### Entries with figure data

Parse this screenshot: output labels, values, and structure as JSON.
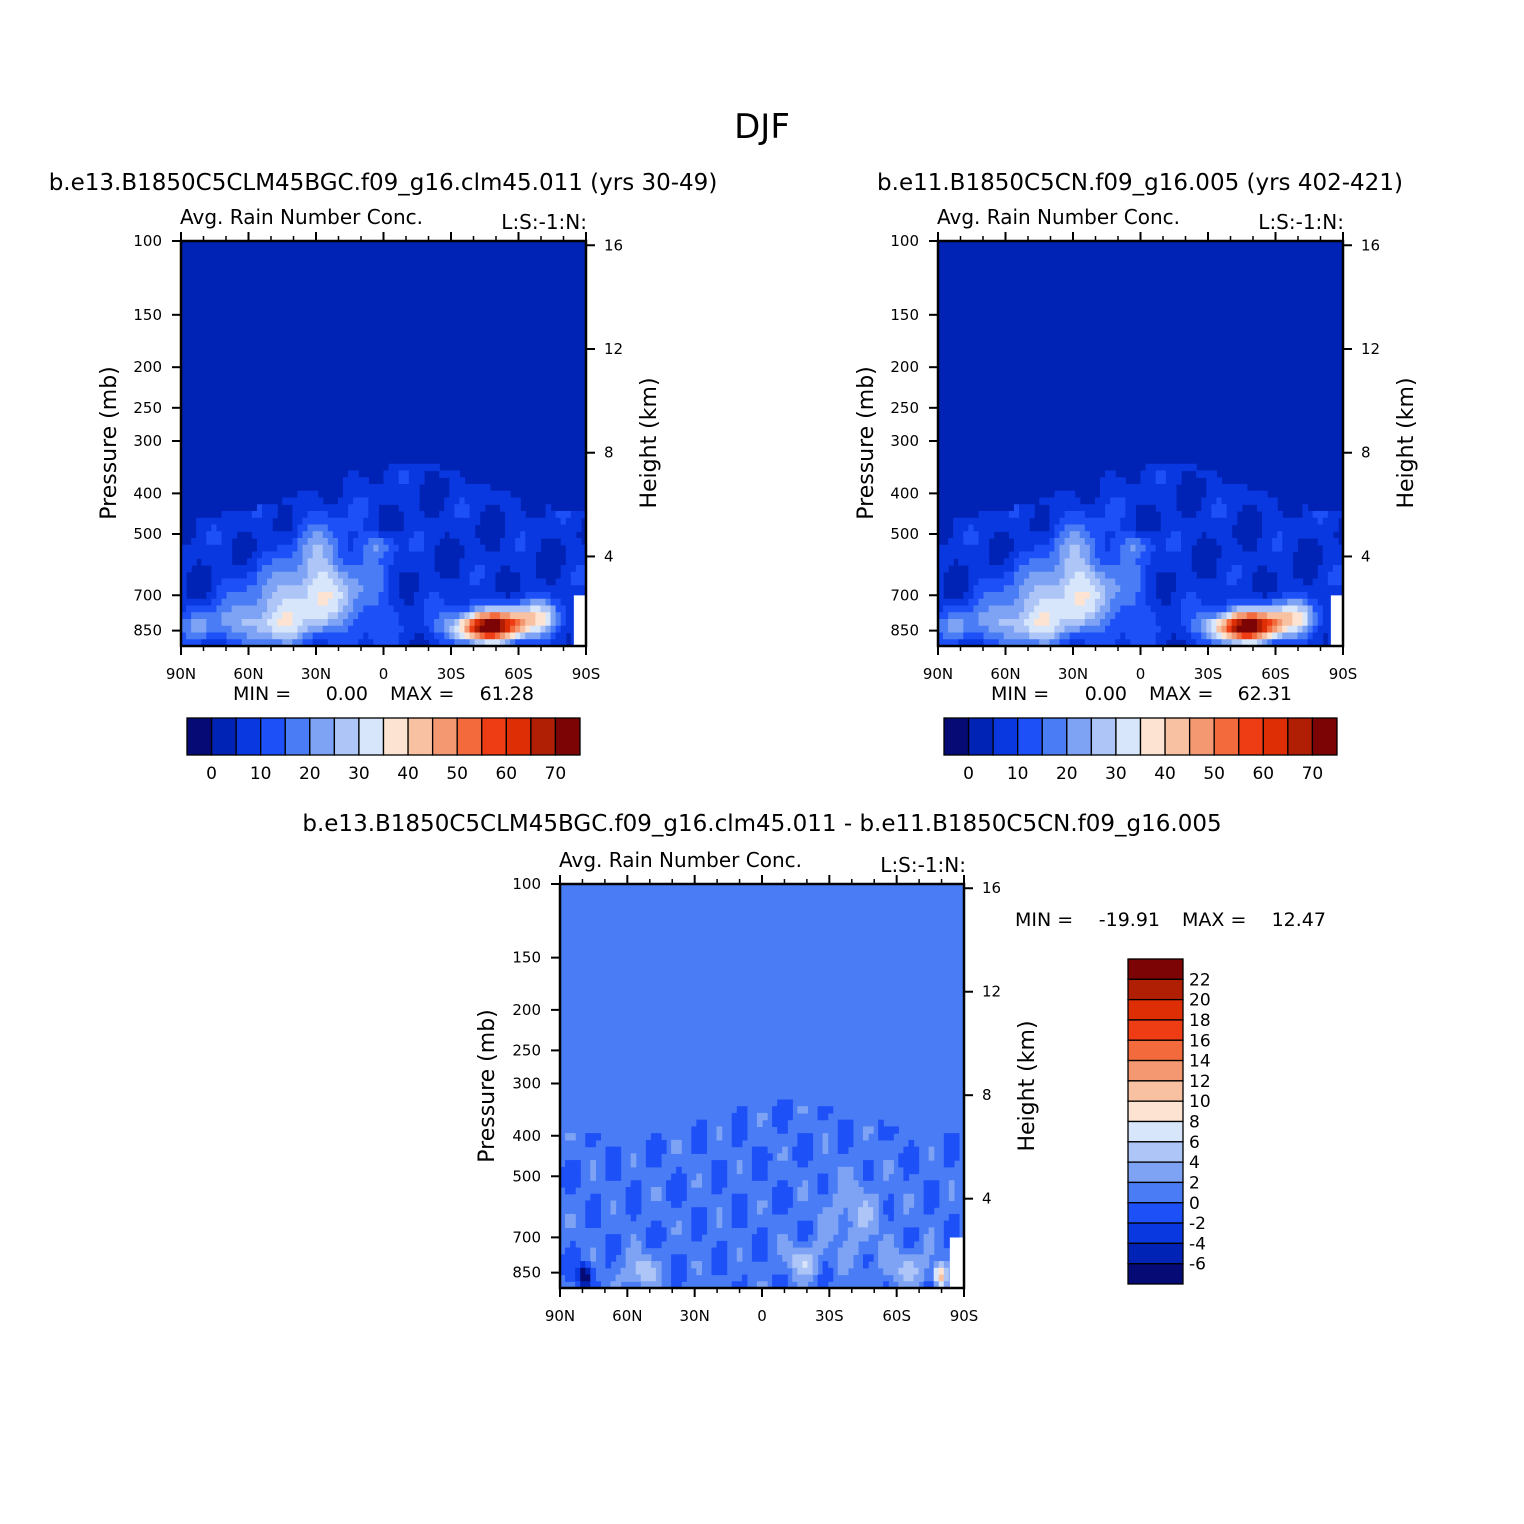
{
  "page_title": "DJF",
  "palettes": {
    "abs": [
      "#050a75",
      "#0022b5",
      "#0a38e0",
      "#1e50f8",
      "#4a7df5",
      "#7ea3f4",
      "#adc5f7",
      "#d7e6fa",
      "#fde4d2",
      "#f8c2a2",
      "#f49872",
      "#f36a3c",
      "#ee3c14",
      "#de2e06",
      "#b01e04",
      "#7c0404"
    ],
    "diff": [
      "#7c0404",
      "#b01e04",
      "#de2e06",
      "#ee3c14",
      "#f36a3c",
      "#f49872",
      "#f8c2a2",
      "#fde4d2",
      "#d7e6fa",
      "#adc5f7",
      "#7ea3f4",
      "#4a7df5",
      "#1e50f8",
      "#0a38e0",
      "#0022b5",
      "#050a75"
    ]
  },
  "chart_data": [
    {
      "type": "heatmap",
      "title": "b.e13.B1850C5CLM45BGC.f09_g16.clm45.011 (yrs 30-49)",
      "subtitle_left": "Avg. Rain Number Conc.",
      "subtitle_right": "L:S:-1:N:",
      "xlabel": "",
      "ylabel": "Pressure (mb)",
      "ylabel_right": "Height (km)",
      "x_ticks": [
        "90N",
        "60N",
        "30N",
        "0",
        "30S",
        "60S",
        "90S"
      ],
      "y_ticks": [
        100,
        150,
        200,
        250,
        300,
        400,
        500,
        700,
        850
      ],
      "y_scale": "log",
      "y_right_ticks": [
        16,
        12,
        8,
        4
      ],
      "min_label": "MIN =",
      "min_value": "0.00",
      "max_label": "MAX =",
      "max_value": "61.28",
      "colorbar_labels": [
        0,
        10,
        20,
        30,
        40,
        50,
        60,
        70
      ]
    },
    {
      "type": "heatmap",
      "title": "b.e11.B1850C5CN.f09_g16.005 (yrs 402-421)",
      "subtitle_left": "Avg. Rain Number Conc.",
      "subtitle_right": "L:S:-1:N:",
      "xlabel": "",
      "ylabel": "Pressure (mb)",
      "ylabel_right": "Height (km)",
      "x_ticks": [
        "90N",
        "60N",
        "30N",
        "0",
        "30S",
        "60S",
        "90S"
      ],
      "y_ticks": [
        100,
        150,
        200,
        250,
        300,
        400,
        500,
        700,
        850
      ],
      "y_scale": "log",
      "y_right_ticks": [
        16,
        12,
        8,
        4
      ],
      "min_label": "MIN =",
      "min_value": "0.00",
      "max_label": "MAX =",
      "max_value": "62.31",
      "colorbar_labels": [
        0,
        10,
        20,
        30,
        40,
        50,
        60,
        70
      ]
    },
    {
      "type": "heatmap",
      "title": "b.e13.B1850C5CLM45BGC.f09_g16.clm45.011 - b.e11.B1850C5CN.f09_g16.005",
      "subtitle_left": "Avg. Rain Number Conc.",
      "subtitle_right": "L:S:-1:N:",
      "xlabel": "",
      "ylabel": "Pressure (mb)",
      "ylabel_right": "Height (km)",
      "x_ticks": [
        "90N",
        "60N",
        "30N",
        "0",
        "30S",
        "60S",
        "90S"
      ],
      "y_ticks": [
        100,
        150,
        200,
        250,
        300,
        400,
        500,
        700,
        850
      ],
      "y_scale": "log",
      "y_right_ticks": [
        16,
        12,
        8,
        4
      ],
      "min_label": "MIN =",
      "min_value": "-19.91",
      "max_label": "MAX =",
      "max_value": "12.47",
      "colorbar_labels": [
        22,
        20,
        18,
        16,
        14,
        12,
        10,
        8,
        6,
        4,
        2,
        0,
        -2,
        -4,
        -6
      ]
    }
  ]
}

### Aim of the task
Write out all the entries again, word for word, and print no images.

### Final answer
Parse this screenshot: output labels, values, and structure as JSON.
{
  "page_title": "DJF",
  "palettes": {
    "abs": [
      "#050a75",
      "#0022b5",
      "#0a38e0",
      "#1e50f8",
      "#4a7df5",
      "#7ea3f4",
      "#adc5f7",
      "#d7e6fa",
      "#fde4d2",
      "#f8c2a2",
      "#f49872",
      "#f36a3c",
      "#ee3c14",
      "#de2e06",
      "#b01e04",
      "#7c0404"
    ],
    "diff": [
      "#7c0404",
      "#b01e04",
      "#de2e06",
      "#ee3c14",
      "#f36a3c",
      "#f49872",
      "#f8c2a2",
      "#fde4d2",
      "#d7e6fa",
      "#adc5f7",
      "#7ea3f4",
      "#4a7df5",
      "#1e50f8",
      "#0a38e0",
      "#0022b5",
      "#050a75"
    ]
  },
  "chart_data": [
    {
      "type": "heatmap",
      "title": "b.e13.B1850C5CLM45BGC.f09_g16.clm45.011 (yrs 30-49)",
      "subtitle_left": "Avg. Rain Number Conc.",
      "subtitle_right": "L:S:-1:N:",
      "xlabel": "",
      "ylabel": "Pressure (mb)",
      "ylabel_right": "Height (km)",
      "x_ticks": [
        "90N",
        "60N",
        "30N",
        "0",
        "30S",
        "60S",
        "90S"
      ],
      "y_ticks": [
        100,
        150,
        200,
        250,
        300,
        400,
        500,
        700,
        850
      ],
      "y_scale": "log",
      "y_right_ticks": [
        16,
        12,
        8,
        4
      ],
      "min_label": "MIN =",
      "min_value": "0.00",
      "max_label": "MAX =",
      "max_value": "61.28",
      "colorbar_labels": [
        0,
        10,
        20,
        30,
        40,
        50,
        60,
        70
      ]
    },
    {
      "type": "heatmap",
      "title": "b.e11.B1850C5CN.f09_g16.005 (yrs 402-421)",
      "subtitle_left": "Avg. Rain Number Conc.",
      "subtitle_right": "L:S:-1:N:",
      "xlabel": "",
      "ylabel": "Pressure (mb)",
      "ylabel_right": "Height (km)",
      "x_ticks": [
        "90N",
        "60N",
        "30N",
        "0",
        "30S",
        "60S",
        "90S"
      ],
      "y_ticks": [
        100,
        150,
        200,
        250,
        300,
        400,
        500,
        700,
        850
      ],
      "y_scale": "log",
      "y_right_ticks": [
        16,
        12,
        8,
        4
      ],
      "min_label": "MIN =",
      "min_value": "0.00",
      "max_label": "MAX =",
      "max_value": "62.31",
      "colorbar_labels": [
        0,
        10,
        20,
        30,
        40,
        50,
        60,
        70
      ]
    },
    {
      "type": "heatmap",
      "title": "b.e13.B1850C5CLM45BGC.f09_g16.clm45.011 - b.e11.B1850C5CN.f09_g16.005",
      "subtitle_left": "Avg. Rain Number Conc.",
      "subtitle_right": "L:S:-1:N:",
      "xlabel": "",
      "ylabel": "Pressure (mb)",
      "ylabel_right": "Height (km)",
      "x_ticks": [
        "90N",
        "60N",
        "30N",
        "0",
        "30S",
        "60S",
        "90S"
      ],
      "y_ticks": [
        100,
        150,
        200,
        250,
        300,
        400,
        500,
        700,
        850
      ],
      "y_scale": "log",
      "y_right_ticks": [
        16,
        12,
        8,
        4
      ],
      "min_label": "MIN =",
      "min_value": "-19.91",
      "max_label": "MAX =",
      "max_value": "12.47",
      "colorbar_labels": [
        22,
        20,
        18,
        16,
        14,
        12,
        10,
        8,
        6,
        4,
        2,
        0,
        -2,
        -4,
        -6
      ]
    }
  ]
}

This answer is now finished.